Exercise task —
Each record below must be returned exactly as shown.

Task inputs —

^^^^^^^^^^^^^^^^

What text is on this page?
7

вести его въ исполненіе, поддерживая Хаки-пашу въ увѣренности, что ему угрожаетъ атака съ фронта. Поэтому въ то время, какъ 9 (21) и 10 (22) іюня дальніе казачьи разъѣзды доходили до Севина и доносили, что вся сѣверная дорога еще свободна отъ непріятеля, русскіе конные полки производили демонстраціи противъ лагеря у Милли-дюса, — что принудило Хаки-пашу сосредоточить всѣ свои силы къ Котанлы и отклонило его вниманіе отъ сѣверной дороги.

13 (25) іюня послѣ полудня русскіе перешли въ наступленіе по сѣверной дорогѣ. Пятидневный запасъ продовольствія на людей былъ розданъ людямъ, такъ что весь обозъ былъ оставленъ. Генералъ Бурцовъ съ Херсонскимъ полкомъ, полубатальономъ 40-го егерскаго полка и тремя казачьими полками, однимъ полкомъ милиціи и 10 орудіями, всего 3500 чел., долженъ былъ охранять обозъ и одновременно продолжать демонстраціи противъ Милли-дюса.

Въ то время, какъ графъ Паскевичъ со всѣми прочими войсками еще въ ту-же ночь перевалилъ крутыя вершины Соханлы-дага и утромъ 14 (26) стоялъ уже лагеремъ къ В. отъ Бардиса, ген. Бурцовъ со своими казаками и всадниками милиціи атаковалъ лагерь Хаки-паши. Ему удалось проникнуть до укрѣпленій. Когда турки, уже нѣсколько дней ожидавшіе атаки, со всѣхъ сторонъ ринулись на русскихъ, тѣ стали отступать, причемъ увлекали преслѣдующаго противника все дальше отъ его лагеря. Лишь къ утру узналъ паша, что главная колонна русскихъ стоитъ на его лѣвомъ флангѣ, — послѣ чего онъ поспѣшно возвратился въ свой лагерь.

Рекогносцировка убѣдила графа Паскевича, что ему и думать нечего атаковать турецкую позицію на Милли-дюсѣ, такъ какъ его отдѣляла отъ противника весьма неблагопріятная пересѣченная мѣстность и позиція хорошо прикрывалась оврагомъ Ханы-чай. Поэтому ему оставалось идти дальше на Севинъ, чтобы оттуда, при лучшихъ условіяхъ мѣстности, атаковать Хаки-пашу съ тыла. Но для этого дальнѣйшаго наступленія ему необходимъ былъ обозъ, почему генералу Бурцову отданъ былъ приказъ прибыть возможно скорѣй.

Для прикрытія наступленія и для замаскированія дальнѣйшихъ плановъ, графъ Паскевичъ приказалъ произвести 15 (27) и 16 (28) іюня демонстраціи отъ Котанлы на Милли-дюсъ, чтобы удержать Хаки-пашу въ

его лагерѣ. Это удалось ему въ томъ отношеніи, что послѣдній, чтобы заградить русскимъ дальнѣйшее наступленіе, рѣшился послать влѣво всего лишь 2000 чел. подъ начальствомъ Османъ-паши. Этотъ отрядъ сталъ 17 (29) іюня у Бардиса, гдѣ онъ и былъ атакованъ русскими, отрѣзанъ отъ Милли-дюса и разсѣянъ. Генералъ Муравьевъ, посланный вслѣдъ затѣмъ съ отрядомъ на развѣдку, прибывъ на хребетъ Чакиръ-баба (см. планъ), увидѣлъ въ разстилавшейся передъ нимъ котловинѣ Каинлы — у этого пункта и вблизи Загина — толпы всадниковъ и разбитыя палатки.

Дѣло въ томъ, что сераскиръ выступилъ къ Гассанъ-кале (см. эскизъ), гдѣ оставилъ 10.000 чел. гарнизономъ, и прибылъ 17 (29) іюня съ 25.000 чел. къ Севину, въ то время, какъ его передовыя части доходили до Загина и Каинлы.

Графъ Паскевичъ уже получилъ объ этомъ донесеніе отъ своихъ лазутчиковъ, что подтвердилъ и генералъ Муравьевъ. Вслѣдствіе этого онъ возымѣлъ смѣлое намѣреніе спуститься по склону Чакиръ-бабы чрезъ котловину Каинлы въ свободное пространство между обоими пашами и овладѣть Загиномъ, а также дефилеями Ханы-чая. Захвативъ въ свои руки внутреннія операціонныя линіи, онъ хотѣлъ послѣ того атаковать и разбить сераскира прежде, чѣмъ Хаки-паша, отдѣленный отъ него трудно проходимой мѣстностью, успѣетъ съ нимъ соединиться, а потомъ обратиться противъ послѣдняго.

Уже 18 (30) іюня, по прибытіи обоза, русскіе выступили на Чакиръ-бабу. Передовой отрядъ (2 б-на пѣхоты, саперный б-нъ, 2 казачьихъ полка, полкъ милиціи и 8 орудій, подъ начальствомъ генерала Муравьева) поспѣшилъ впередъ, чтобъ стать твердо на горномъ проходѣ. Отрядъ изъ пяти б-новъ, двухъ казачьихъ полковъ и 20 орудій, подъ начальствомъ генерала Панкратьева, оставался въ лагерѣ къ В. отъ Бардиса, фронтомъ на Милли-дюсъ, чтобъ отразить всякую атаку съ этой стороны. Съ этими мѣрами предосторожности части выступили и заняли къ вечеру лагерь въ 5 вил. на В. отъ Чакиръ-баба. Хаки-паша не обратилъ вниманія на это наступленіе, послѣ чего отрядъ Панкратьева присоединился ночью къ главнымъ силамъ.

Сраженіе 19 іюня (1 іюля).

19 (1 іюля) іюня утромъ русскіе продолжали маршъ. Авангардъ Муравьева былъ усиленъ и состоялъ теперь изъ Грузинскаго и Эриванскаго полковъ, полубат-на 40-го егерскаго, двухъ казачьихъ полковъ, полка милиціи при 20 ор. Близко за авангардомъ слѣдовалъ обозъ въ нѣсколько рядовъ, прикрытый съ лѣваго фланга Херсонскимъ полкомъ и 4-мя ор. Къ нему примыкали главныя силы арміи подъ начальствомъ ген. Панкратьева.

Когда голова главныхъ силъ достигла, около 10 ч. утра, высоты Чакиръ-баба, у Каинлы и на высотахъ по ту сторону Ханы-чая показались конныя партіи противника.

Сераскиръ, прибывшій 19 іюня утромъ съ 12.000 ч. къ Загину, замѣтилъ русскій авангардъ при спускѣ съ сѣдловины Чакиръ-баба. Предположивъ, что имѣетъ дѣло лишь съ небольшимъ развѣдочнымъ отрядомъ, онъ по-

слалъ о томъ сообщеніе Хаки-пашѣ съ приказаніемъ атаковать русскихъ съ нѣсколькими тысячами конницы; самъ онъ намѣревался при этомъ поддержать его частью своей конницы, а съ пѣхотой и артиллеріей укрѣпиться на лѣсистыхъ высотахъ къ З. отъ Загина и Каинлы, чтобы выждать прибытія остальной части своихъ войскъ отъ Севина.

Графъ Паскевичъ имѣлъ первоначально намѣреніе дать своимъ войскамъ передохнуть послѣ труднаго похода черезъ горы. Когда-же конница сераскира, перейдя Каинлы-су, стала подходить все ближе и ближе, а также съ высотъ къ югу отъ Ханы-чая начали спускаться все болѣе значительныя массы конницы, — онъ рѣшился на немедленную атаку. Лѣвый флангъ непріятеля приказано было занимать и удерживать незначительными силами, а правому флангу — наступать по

^^^^^^^^^^^^^^^^

Exercise solution —
What text is on this page?
7

вести его въ исполненіе, поддерживая Хаки-пашу въ увѣренности, что ему угрожаетъ атака съ фронта. Поэтому въ то время, какъ 9 (21) и 10 (22) іюня дальніе казачьи разъѣзды доходили до Севина и доносили, что вся сѣверная дорога еще свободна отъ непріятеля, русскіе конные полки производили демонстраціи противъ лагеря у Милли-дюса, — что принудило Хаки-пашу сосредоточить всѣ свои силы къ Котанлы и отклонило его вниманіе отъ сѣверной дороги.

13 (25) іюня послѣ полудня русскіе перешли въ наступленіе по сѣверной дорогѣ. Пятидневный запасъ продовольствія на людей былъ розданъ людямъ, такъ что весь обозъ былъ оставленъ. Генералъ Бурцовъ съ Херсонскимъ полкомъ, полубатальономъ 40-го егерскаго полка и тремя казачьими полками, однимъ полкомъ милиціи и 10 орудіями, всего 3500 чел., долженъ былъ охранять обозъ и одновременно продолжать демонстраціи противъ Милли-дюса.

Въ то время, какъ графъ Паскевичъ со всѣми прочими войсками еще въ ту-же ночь перевалилъ крутыя вершины Соханлы-дага и утромъ 14 (26) стоялъ уже лагеремъ къ В. отъ Бардиса, ген. Бурцовъ со своими казаками и всадниками милиціи атаковалъ лагерь Хаки-паши. Ему удалось проникнуть до укрѣпленій. Когда турки, уже нѣсколько дней ожидавшіе атаки, со всѣхъ сторонъ ринулись на русскихъ, тѣ стали отступать, причемъ увлекали преслѣдующаго противника все дальше отъ его лагеря. Лишь къ утру узналъ паша, что главная колонна русскихъ стоитъ на его лѣвомъ флангѣ, — послѣ чего онъ поспѣшно возвратился въ свой лагерь.

Рекогносцировка убѣдила графа Паскевича, что ему и думать нечего атаковать турецкую позицію на Милли-дюсѣ, такъ какъ его отдѣляла отъ противника весьма неблагопріятная пересѣченная мѣстность и позиція хорошо прикрывалась оврагомъ Ханы-чай. Поэтому ему оставалось идти дальше на Севинъ, чтобы оттуда, при лучшихъ условіяхъ мѣстности, атаковать Хаки-пашу съ тыла. Но для этого дальнѣйшаго наступленія ему необходимъ былъ обозъ, почему генералу Бурцову отданъ былъ приказъ прибыть возможно скорѣй.

Для прикрытія наступленія и для замаскированія дальнѣйшихъ плановъ, графъ Паскевичъ приказалъ произвести 15 (27) и 16 (28) іюня демонстраціи отъ Котанлы на Милли-дюсъ, чтобы удержать Хаки-пашу въ

его лагерѣ. Это удалось ему въ томъ отношеніи, что послѣдній, чтобы заградить русскимъ дальнѣйшее наступленіе, рѣшился послать влѣво всего лишь 2000 чел. подъ начальствомъ Османъ-паши. Этотъ отрядъ сталъ 17 (29) іюня у Бардиса, гдѣ онъ и былъ атакованъ русскими, отрѣзанъ отъ Милли-дюса и разсѣянъ. Генералъ Муравьевъ, посланный вслѣдъ затѣмъ съ отрядомъ на развѣдку, прибывъ на хребетъ Чакиръ-баба (см. планъ), увидѣлъ въ разстилавшейся передъ нимъ котловинѣ Каинлы — у этого пункта и вблизи Загина — толпы всадниковъ и разбитыя палатки.

Дѣло въ томъ, что сераскиръ выступилъ къ Гассанъ-кале (см. эскизъ), гдѣ оставилъ 10.000 чел. гарнизономъ, и прибылъ 17 (29) іюня съ 25.000 чел. къ Севину, въ то время, какъ его передовыя части доходили до Загина и Каинлы.

Графъ Паскевичъ уже получилъ объ этомъ донесеніе отъ своихъ лазутчиковъ, что подтвердилъ и генералъ Муравьевъ. Вслѣдствіе этого онъ возымѣлъ смѣлое намѣреніе спуститься по склону Чакиръ-бабы чрезъ котловину Каинлы въ свободное пространство между обоими пашами и овладѣть Загиномъ, а также дефилеями Ханы-чая. Захвативъ въ свои руки внутреннія операціонныя линіи, онъ хотѣлъ послѣ того атаковать и разбить сераскира прежде, чѣмъ Хаки-паша, отдѣленный отъ него трудно проходимой мѣстностью, успѣетъ съ нимъ соединиться, а потомъ обратиться противъ послѣдняго.

Уже 18 (30) іюня, по прибытіи обоза, русскіе выступили на Чакиръ-бабу. Передовой отрядъ (2 б-на пѣхоты, саперный б-нъ, 2 казачьихъ полка, полкъ милиціи и 8 орудій, подъ начальствомъ генерала Муравьева) поспѣшилъ впередъ, чтобъ стать твердо на горномъ проходѣ. Отрядъ изъ пяти б-новъ, двухъ казачьихъ полковъ и 20 орудій, подъ начальствомъ генерала Панкратьева, оставался въ лагерѣ къ В. отъ Бардиса, фронтомъ на Милли-дюсъ, чтобъ отразить всякую атаку съ этой стороны. Съ этими мѣрами предосторожности части выступили и заняли къ вечеру лагерь въ 5 вил. на В. отъ Чакиръ-баба. Хаки-паша не обратилъ вниманія на это наступленіе, послѣ чего отрядъ Панкратьева присоединился ночью къ главнымъ силамъ.

Сраженіе 19 іюня (1 іюля).

19 (1 іюля) іюня утромъ русскіе продолжали маршъ. Авангардъ Муравьева былъ усиленъ и состоялъ теперь изъ Грузинскаго и Эриванскаго полковъ, полубат-на 40-го егерскаго, двухъ казачьихъ полковъ, полка милиціи при 20 ор. Близко за авангардомъ слѣдовалъ обозъ въ нѣсколько рядовъ, прикрытый съ лѣваго фланга Херсонскимъ полкомъ и 4-мя ор. Къ нему примыкали главныя силы арміи подъ начальствомъ ген. Панкратьева.

Когда голова главныхъ силъ достигла, около 10 ч. утра, высоты Чакиръ-баба, у Каинлы и на высотахъ по ту сторону Ханы-чая показались конныя партіи противника.

Сераскиръ, прибывшій 19 іюня утромъ съ 12.000 ч. къ Загину, замѣтилъ русскій авангардъ при спускѣ съ сѣдловины Чакиръ-баба. Предположивъ, что имѣетъ дѣло лишь съ небольшимъ развѣдочнымъ отрядомъ, онъ по-

слалъ о томъ сообщеніе Хаки-пашѣ съ приказаніемъ атаковать русскихъ съ нѣсколькими тысячами конницы; самъ онъ намѣревался при этомъ поддержать его частью своей конницы, а съ пѣхотой и артиллеріей укрѣпиться на лѣсистыхъ высотахъ къ З. отъ Загина и Каинлы, чтобы выждать прибытія остальной части своихъ войскъ отъ Севина.

Графъ Паскевичъ имѣлъ первоначально намѣреніе дать своимъ войскамъ передохнуть послѣ труднаго похода черезъ горы. Когда-же конница сераскира, перейдя Каинлы-су, стала подходить все ближе и ближе, а также съ высотъ къ югу отъ Ханы-чая начали спускаться все болѣе значительныя массы конницы, — онъ рѣшился на немедленную атаку. Лѣвый флангъ непріятеля приказано было занимать и удерживать незначительными силами, а правому флангу — наступать по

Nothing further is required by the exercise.